## TO BE DONE
Set down, without alteration, the lines from the one that contains "Convert this document image to plain text." through the final line of the material below.

## STORED DATA
** begin **
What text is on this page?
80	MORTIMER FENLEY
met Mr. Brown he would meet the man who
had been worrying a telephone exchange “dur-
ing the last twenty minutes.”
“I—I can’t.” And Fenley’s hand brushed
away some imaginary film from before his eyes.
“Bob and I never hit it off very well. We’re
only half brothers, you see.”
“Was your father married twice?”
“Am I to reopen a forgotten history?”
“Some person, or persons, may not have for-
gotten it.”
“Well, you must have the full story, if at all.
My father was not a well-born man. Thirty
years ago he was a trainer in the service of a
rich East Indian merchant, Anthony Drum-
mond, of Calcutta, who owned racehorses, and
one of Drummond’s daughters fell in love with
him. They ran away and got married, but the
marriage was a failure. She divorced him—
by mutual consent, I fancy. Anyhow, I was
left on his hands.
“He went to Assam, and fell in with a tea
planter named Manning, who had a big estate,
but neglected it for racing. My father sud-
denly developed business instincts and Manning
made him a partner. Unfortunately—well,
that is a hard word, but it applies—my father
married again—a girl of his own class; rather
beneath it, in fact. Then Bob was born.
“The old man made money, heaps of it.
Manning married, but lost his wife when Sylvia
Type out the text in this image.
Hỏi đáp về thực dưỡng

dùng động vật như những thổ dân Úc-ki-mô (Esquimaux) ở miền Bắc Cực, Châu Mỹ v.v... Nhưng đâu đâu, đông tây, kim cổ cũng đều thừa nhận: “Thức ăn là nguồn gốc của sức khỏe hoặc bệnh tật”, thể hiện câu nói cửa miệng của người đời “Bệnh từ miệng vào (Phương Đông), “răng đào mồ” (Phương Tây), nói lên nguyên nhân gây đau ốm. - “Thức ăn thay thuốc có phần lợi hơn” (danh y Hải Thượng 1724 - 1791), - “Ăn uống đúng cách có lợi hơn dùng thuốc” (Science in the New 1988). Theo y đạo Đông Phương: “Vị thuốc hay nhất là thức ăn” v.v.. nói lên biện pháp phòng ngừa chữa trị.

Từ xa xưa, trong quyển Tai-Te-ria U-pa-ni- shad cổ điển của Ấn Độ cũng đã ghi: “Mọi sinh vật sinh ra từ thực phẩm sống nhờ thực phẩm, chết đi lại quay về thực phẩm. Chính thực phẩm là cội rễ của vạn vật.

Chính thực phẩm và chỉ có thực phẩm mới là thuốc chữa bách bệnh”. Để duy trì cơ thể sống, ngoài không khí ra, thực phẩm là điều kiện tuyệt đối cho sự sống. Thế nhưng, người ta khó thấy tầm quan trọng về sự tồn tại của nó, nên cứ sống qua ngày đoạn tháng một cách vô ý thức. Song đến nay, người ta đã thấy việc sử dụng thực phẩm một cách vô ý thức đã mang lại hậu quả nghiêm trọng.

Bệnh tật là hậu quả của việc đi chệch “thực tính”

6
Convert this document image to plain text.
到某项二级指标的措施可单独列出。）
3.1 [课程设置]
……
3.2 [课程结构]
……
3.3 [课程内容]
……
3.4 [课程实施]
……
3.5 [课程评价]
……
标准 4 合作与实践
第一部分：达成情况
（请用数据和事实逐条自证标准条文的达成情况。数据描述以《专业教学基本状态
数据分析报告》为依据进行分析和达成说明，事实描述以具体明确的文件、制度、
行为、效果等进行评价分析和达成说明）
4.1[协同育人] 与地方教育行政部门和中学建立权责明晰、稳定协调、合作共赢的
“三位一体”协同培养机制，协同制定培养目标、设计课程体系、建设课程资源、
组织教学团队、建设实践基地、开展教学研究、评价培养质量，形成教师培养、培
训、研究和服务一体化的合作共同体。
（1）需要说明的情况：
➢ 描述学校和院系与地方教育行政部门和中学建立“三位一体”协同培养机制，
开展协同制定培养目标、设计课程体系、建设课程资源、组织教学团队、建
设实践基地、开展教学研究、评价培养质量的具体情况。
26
** end **
## SOLUTION TO THIS TASK
Convert this document image to plain text.
到某项二级指标的措施可单独列出。）
3.1 [课程设置]
……
3.2 [课程结构]
……
3.3 [课程内容]
……
3.4 [课程实施]
……
3.5 [课程评价]
……
标准 4 合作与实践
第一部分：达成情况
（请用数据和事实逐条自证标准条文的达成情况。数据描述以《专业教学基本状态
数据分析报告》为依据进行分析和达成说明，事实描述以具体明确的文件、制度、
行为、效果等进行评价分析和达成说明）
4.1[协同育人] 与地方教育行政部门和中学建立权责明晰、稳定协调、合作共赢的
“三位一体”协同培养机制，协同制定培养目标、设计课程体系、建设课程资源、
组织教学团队、建设实践基地、开展教学研究、评价培养质量，形成教师培养、培
训、研究和服务一体化的合作共同体。
（1）需要说明的情况：
➢ 描述学校和院系与地方教育行政部门和中学建立“三位一体”协同培养机制，
开展协同制定培养目标、设计课程体系、建设课程资源、组织教学团队、建
设实践基地、开展教学研究、评价培养质量的具体情况。
26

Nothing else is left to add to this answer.